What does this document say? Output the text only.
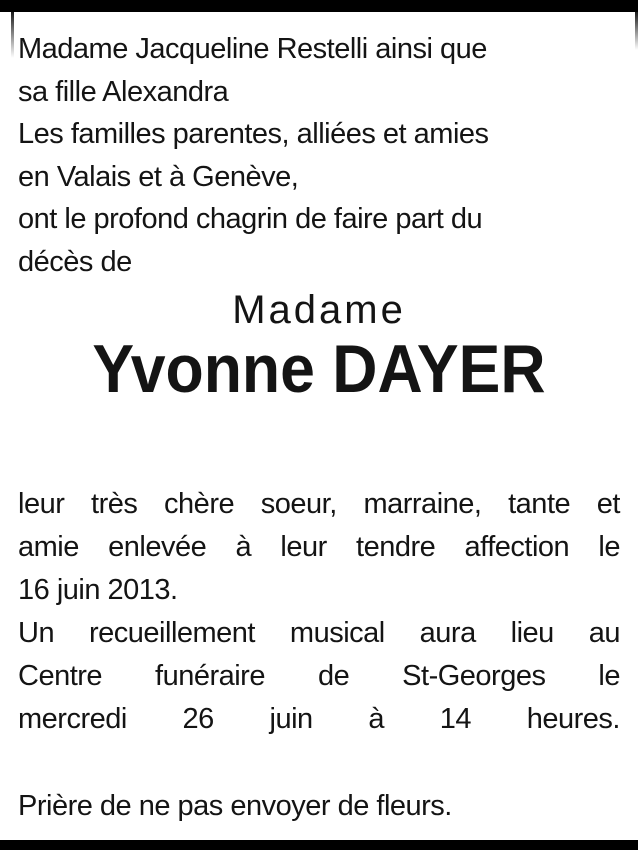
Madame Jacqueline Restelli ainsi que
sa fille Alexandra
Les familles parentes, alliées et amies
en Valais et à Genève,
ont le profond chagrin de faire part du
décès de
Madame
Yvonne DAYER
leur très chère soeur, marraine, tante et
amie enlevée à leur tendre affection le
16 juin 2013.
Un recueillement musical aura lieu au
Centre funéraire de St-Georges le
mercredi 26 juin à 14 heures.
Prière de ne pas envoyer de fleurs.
◆ ◆ ◆
» **EXERCISE DETAILS**:
Look for the word "juin" in every line of the listing and copy the lines that have it.

» **WORKED SOLUTION**:
16 juin 2013.
mercredi 26 juin à 14 heures.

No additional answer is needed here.